### Extracted records
━━━━━━

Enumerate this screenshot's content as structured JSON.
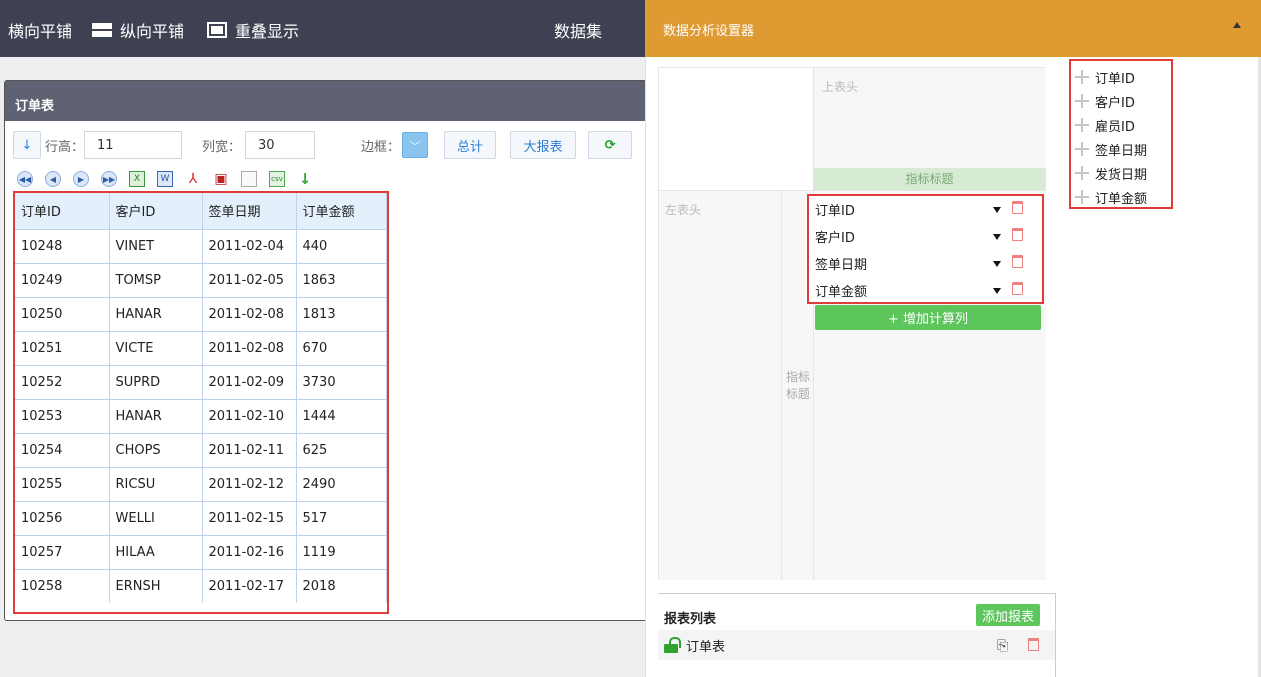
{
  "topbar": {
    "horizontal": "横向平铺",
    "vertical": "纵向平铺",
    "overlap": "重叠显示",
    "dataset": "数据集"
  },
  "report_window": {
    "title": "订单表",
    "toolbar": {
      "sort_icon": "↓",
      "row_height_label": "行高：",
      "row_height_value": "11",
      "col_width_label": "列宽：",
      "col_width_value": "30",
      "border_label": "边框：",
      "total_label": "总计",
      "big_report_label": "大报表",
      "refresh_icon": "refresh-icon"
    },
    "table": {
      "headers": [
        "订单ID",
        "客户ID",
        "签单日期",
        "订单金额"
      ],
      "rows": [
        [
          "10248",
          "VINET",
          "2011-02-04",
          "440"
        ],
        [
          "10249",
          "TOMSP",
          "2011-02-05",
          "1863"
        ],
        [
          "10250",
          "HANAR",
          "2011-02-08",
          "1813"
        ],
        [
          "10251",
          "VICTE",
          "2011-02-08",
          "670"
        ],
        [
          "10252",
          "SUPRD",
          "2011-02-09",
          "3730"
        ],
        [
          "10253",
          "HANAR",
          "2011-02-10",
          "1444"
        ],
        [
          "10254",
          "CHOPS",
          "2011-02-11",
          "625"
        ],
        [
          "10255",
          "RICSU",
          "2011-02-12",
          "2490"
        ],
        [
          "10256",
          "WELLI",
          "2011-02-15",
          "517"
        ],
        [
          "10257",
          "HILAA",
          "2011-02-16",
          "1119"
        ],
        [
          "10258",
          "ERNSH",
          "2011-02-17",
          "2018"
        ]
      ]
    }
  },
  "analysis_panel": {
    "title": "数据分析设置器",
    "top_header_placeholder": "上表头",
    "indicator_band": "指标标题",
    "left_header_placeholder": "左表头",
    "indicator_vertical": "指标标题",
    "selected_fields": [
      "订单ID",
      "客户ID",
      "签单日期",
      "订单金额"
    ],
    "add_calc_column": "+ 增加计算列",
    "report_list_title": "报表列表",
    "add_report": "添加报表",
    "report_item": "订单表",
    "available_fields": [
      "订单ID",
      "客户ID",
      "雇员ID",
      "签单日期",
      "发货日期",
      "订单金额"
    ]
  },
  "colors": {
    "topbar": "#3e4152",
    "panel_header": "#df9a31",
    "highlight": "#e23b3b",
    "green": "#5cc55c"
  }
}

━━━━━━

### Task prompt
Restate the full listing verbatim and drop every picture.

### Answer to this exercise
Enumerate this screenshot's content as structured JSON.
{
  "topbar": {
    "horizontal": "横向平铺",
    "vertical": "纵向平铺",
    "overlap": "重叠显示",
    "dataset": "数据集"
  },
  "report_window": {
    "title": "订单表",
    "toolbar": {
      "sort_icon": "↓",
      "row_height_label": "行高：",
      "row_height_value": "11",
      "col_width_label": "列宽：",
      "col_width_value": "30",
      "border_label": "边框：",
      "total_label": "总计",
      "big_report_label": "大报表",
      "refresh_icon": "refresh-icon"
    },
    "table": {
      "headers": [
        "订单ID",
        "客户ID",
        "签单日期",
        "订单金额"
      ],
      "rows": [
        [
          "10248",
          "VINET",
          "2011-02-04",
          "440"
        ],
        [
          "10249",
          "TOMSP",
          "2011-02-05",
          "1863"
        ],
        [
          "10250",
          "HANAR",
          "2011-02-08",
          "1813"
        ],
        [
          "10251",
          "VICTE",
          "2011-02-08",
          "670"
        ],
        [
          "10252",
          "SUPRD",
          "2011-02-09",
          "3730"
        ],
        [
          "10253",
          "HANAR",
          "2011-02-10",
          "1444"
        ],
        [
          "10254",
          "CHOPS",
          "2011-02-11",
          "625"
        ],
        [
          "10255",
          "RICSU",
          "2011-02-12",
          "2490"
        ],
        [
          "10256",
          "WELLI",
          "2011-02-15",
          "517"
        ],
        [
          "10257",
          "HILAA",
          "2011-02-16",
          "1119"
        ],
        [
          "10258",
          "ERNSH",
          "2011-02-17",
          "2018"
        ]
      ]
    }
  },
  "analysis_panel": {
    "title": "数据分析设置器",
    "top_header_placeholder": "上表头",
    "indicator_band": "指标标题",
    "left_header_placeholder": "左表头",
    "indicator_vertical": "指标标题",
    "selected_fields": [
      "订单ID",
      "客户ID",
      "签单日期",
      "订单金额"
    ],
    "add_calc_column": "+ 增加计算列",
    "report_list_title": "报表列表",
    "add_report": "添加报表",
    "report_item": "订单表",
    "available_fields": [
      "订单ID",
      "客户ID",
      "雇员ID",
      "签单日期",
      "发货日期",
      "订单金额"
    ]
  },
  "colors": {
    "topbar": "#3e4152",
    "panel_header": "#df9a31",
    "highlight": "#e23b3b",
    "green": "#5cc55c"
  }
}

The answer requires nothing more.